**Set problem:** Output each entry that follows exactly. Images stay out.

**Given data:**
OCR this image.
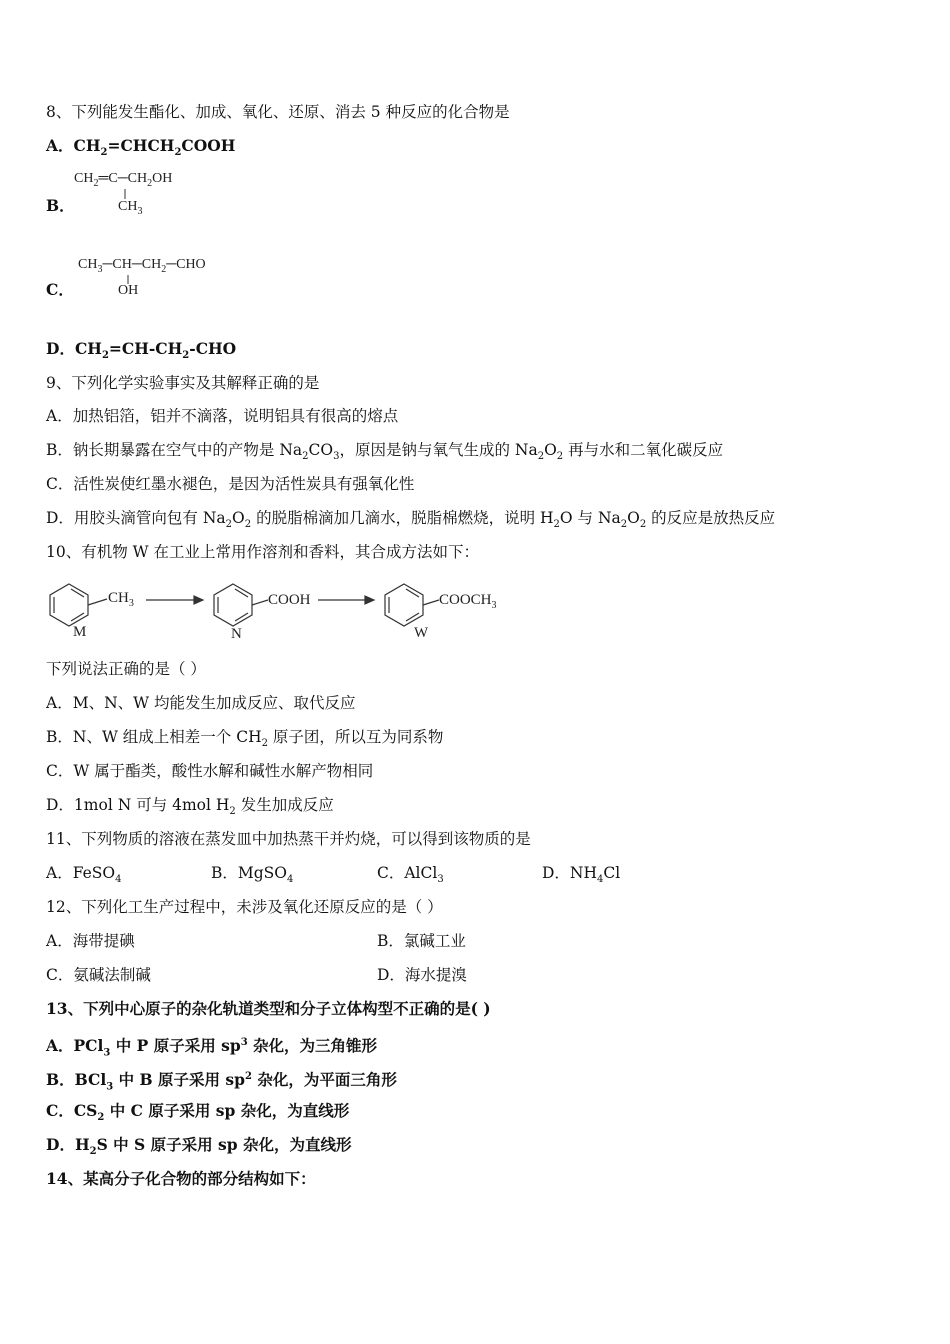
8、下列能发生酯化、加成、氧化、还原、消去 5 种反应的化合物是
A．$CH_2=CHCH_2COOH$
B．
$CH_2═C─CH_2OH$
$CH_3$
C．
$CH_3─CH─CH_2─CHO$
OH
D．$CH_2=CH-CH_2$-CHO
9、下列化学实验事实及其解释正确的是
A．加热铝箔，铝并不滴落，说明铝具有很高的熔点
B．钠长期暴露在空气中的产物是 $Na_2CO_3$，原因是钠与氧气生成的 $Na_2O_2$ 再与水和二氧化碳反应
C．活性炭使红墨水褪色，是因为活性炭具有强氧化性
D．用胶头滴管向包有 $Na_2O_2$ 的脱脂棉滴加几滴水，脱脂棉燃烧，说明 $H_2O$ 与 $Na_2O_2$ 的反应是放热反应
10、有机物 W 在工业上常用作溶剂和香料，其合成方法如下：
$CH_3$
M
COOH
N
$COOCH_3$
W
下列说法正确的是（ ）
A．M、N、W 均能发生加成反应、取代反应
B．N、W 组成上相差一个 $CH_2$ 原子团，所以互为同系物
C．W 属于酯类，酸性水解和碱性水解产物相同
D．1mol N 可与 4mol $H_2$ 发生加成反应
11、下列物质的溶液在蒸发皿中加热蒸干并灼烧，可以得到该物质的是
A．FeSO$_4$	B．MgSO$_4$	C．AlCl$_3$	D．$NH_4Cl$
12、下列化工生产过程中，未涉及氧化还原反应的是（ ）
A．海带提碘	B．氯碱工业
C．氨碱法制碱	D．海水提溴
13、下列中心原子的杂化轨道类型和分子立体构型不正确的是( )
A．PCl$_3$ 中 P 原子采用 $sp^3$ 杂化，为三角锥形
B．BCl$_3$ 中 B 原子采用 $sp^2$ 杂化，为平面三角形
C．$CS_2$ 中 C 原子采用 sp 杂化，为直线形
D．$H_2S$ 中 S 原子采用 sp 杂化，为直线形
14、某高分子化合物的部分结构如下：
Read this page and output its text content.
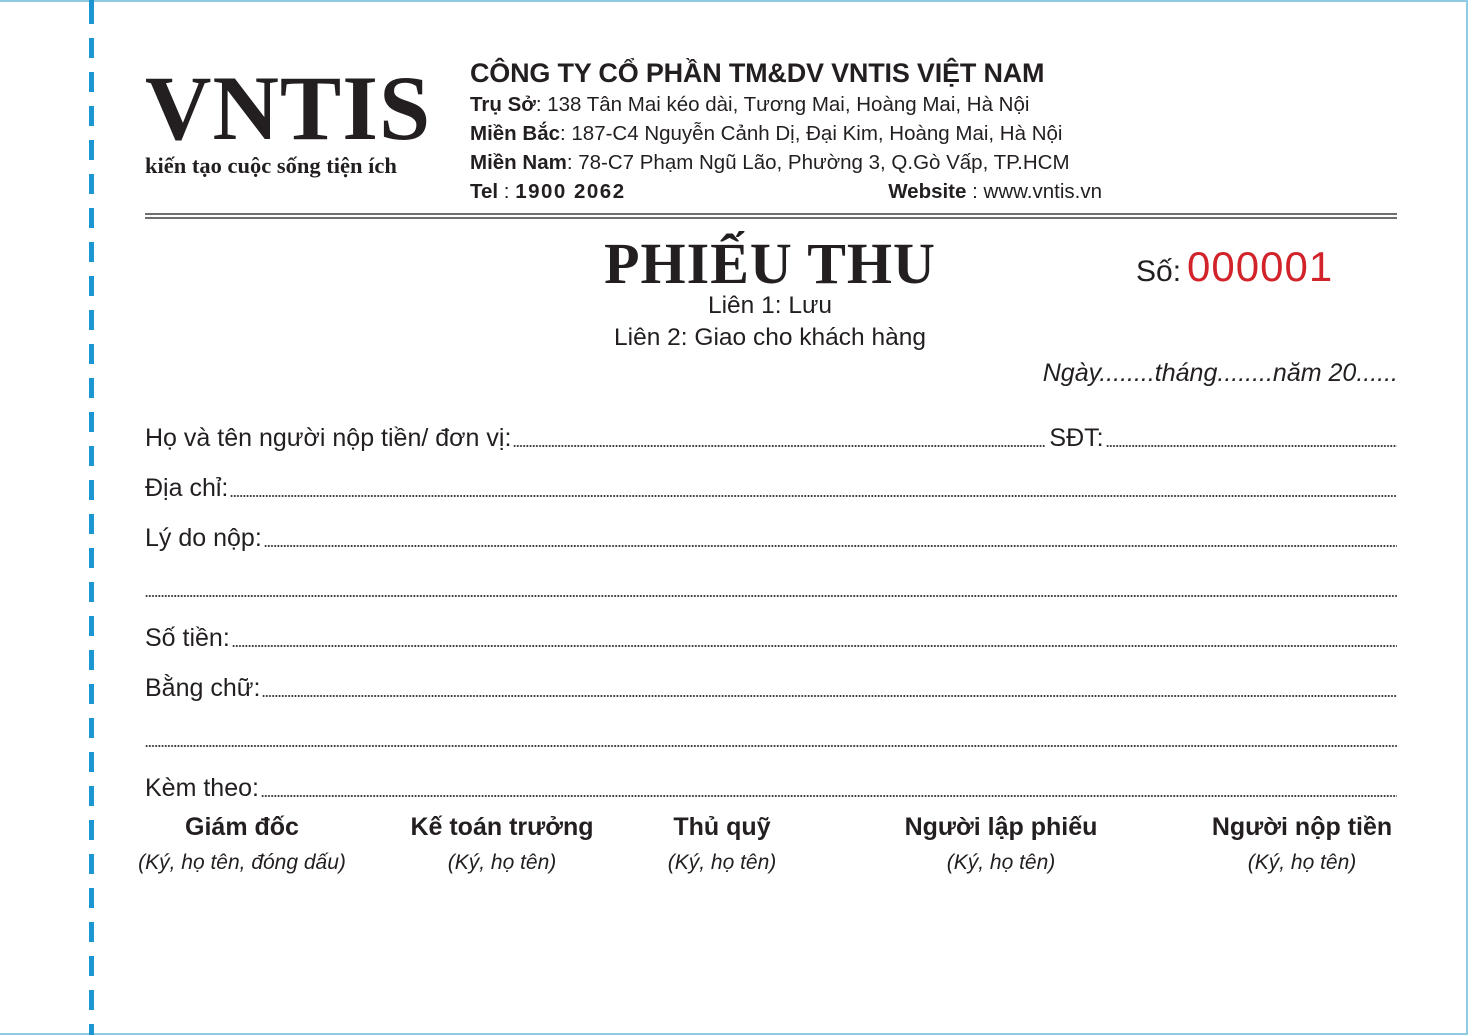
VNTIS
kiến tạo cuộc sống tiện ích
CÔNG TY CỔ PHẦN TM&DV VNTIS VIỆT NAM
Trụ Sở: 138 Tân Mai kéo dài, Tương Mai, Hoàng Mai, Hà Nội
Miền Bắc: 187-C4 Nguyễn Cảnh Dị, Đại Kim, Hoàng Mai, Hà Nội
Miền Nam: 78-C7 Phạm Ngũ Lão, Phường 3, Q.Gò Vấp, TP.HCM
Tel : 1900 2062	Website : www.vntis.vn
PHIẾU THU
Liên 1: Lưu
Liên 2: Giao cho khách hàng
Số: 000001
Ngày........tháng........năm 20......
Họ và tên người nộp tiền/ đơn vị:	SĐT:
Địa chỉ:
Lý do nộp:
Số tiền:
Bằng chữ:
Kèm theo:
Giám đốc
(Ký, họ tên, đóng dấu)
Kế toán trưởng
(Ký, họ tên)
Thủ quỹ
(Ký, họ tên)
Người lập phiếu
(Ký, họ tên)
Người nộp tiền
(Ký, họ tên)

**The completed task:**
OCR this image.
8、下列能发生酯化、加成、氧化、还原、消去 5 种反应的化合物是
A．$CH_2=CHCH_2COOH$
B．
$CH_2═C─CH_2OH$
$CH_3$
C．
$CH_3─CH─CH_2─CHO$
OH
D．$CH_2=CH-CH_2$-CHO
9、下列化学实验事实及其解释正确的是
A．加热铝箔，铝并不滴落，说明铝具有很高的熔点
B．钠长期暴露在空气中的产物是 $Na_2CO_3$，原因是钠与氧气生成的 $Na_2O_2$ 再与水和二氧化碳反应
C．活性炭使红墨水褪色，是因为活性炭具有强氧化性
D．用胶头滴管向包有 $Na_2O_2$ 的脱脂棉滴加几滴水，脱脂棉燃烧，说明 $H_2O$ 与 $Na_2O_2$ 的反应是放热反应
10、有机物 W 在工业上常用作溶剂和香料，其合成方法如下：
$CH_3$
M
COOH
N
$COOCH_3$
W
下列说法正确的是（ ）
A．M、N、W 均能发生加成反应、取代反应
B．N、W 组成上相差一个 $CH_2$ 原子团，所以互为同系物
C．W 属于酯类，酸性水解和碱性水解产物相同
D．1mol N 可与 4mol $H_2$ 发生加成反应
11、下列物质的溶液在蒸发皿中加热蒸干并灼烧，可以得到该物质的是
A．FeSO$_4$	B．MgSO$_4$	C．AlCl$_3$	D．$NH_4Cl$
12、下列化工生产过程中，未涉及氧化还原反应的是（ ）
A．海带提碘	B．氯碱工业
C．氨碱法制碱	D．海水提溴
13、下列中心原子的杂化轨道类型和分子立体构型不正确的是( )
A．PCl$_3$ 中 P 原子采用 $sp^3$ 杂化，为三角锥形
B．BCl$_3$ 中 B 原子采用 $sp^2$ 杂化，为平面三角形
C．$CS_2$ 中 C 原子采用 sp 杂化，为直线形
D．$H_2S$ 中 S 原子采用 sp 杂化，为直线形
14、某高分子化合物的部分结构如下：
Read this page and output its text content.
VNTIS
kiến tạo cuộc sống tiện ích
CÔNG TY CỔ PHẦN TM&DV VNTIS VIỆT NAM
Trụ Sở: 138 Tân Mai kéo dài, Tương Mai, Hoàng Mai, Hà Nội
Miền Bắc: 187-C4 Nguyễn Cảnh Dị, Đại Kim, Hoàng Mai, Hà Nội
Miền Nam: 78-C7 Phạm Ngũ Lão, Phường 3, Q.Gò Vấp, TP.HCM
Tel : 1900 2062	Website : www.vntis.vn
PHIẾU THU
Liên 1: Lưu
Liên 2: Giao cho khách hàng
Số: 000001
Ngày........tháng........năm 20......
Họ và tên người nộp tiền/ đơn vị:	SĐT:
Địa chỉ:
Lý do nộp:
Số tiền:
Bằng chữ:
Kèm theo:
Giám đốc
(Ký, họ tên, đóng dấu)
Kế toán trưởng
(Ký, họ tên)
Thủ quỹ
(Ký, họ tên)
Người lập phiếu
(Ký, họ tên)
Người nộp tiền
(Ký, họ tên)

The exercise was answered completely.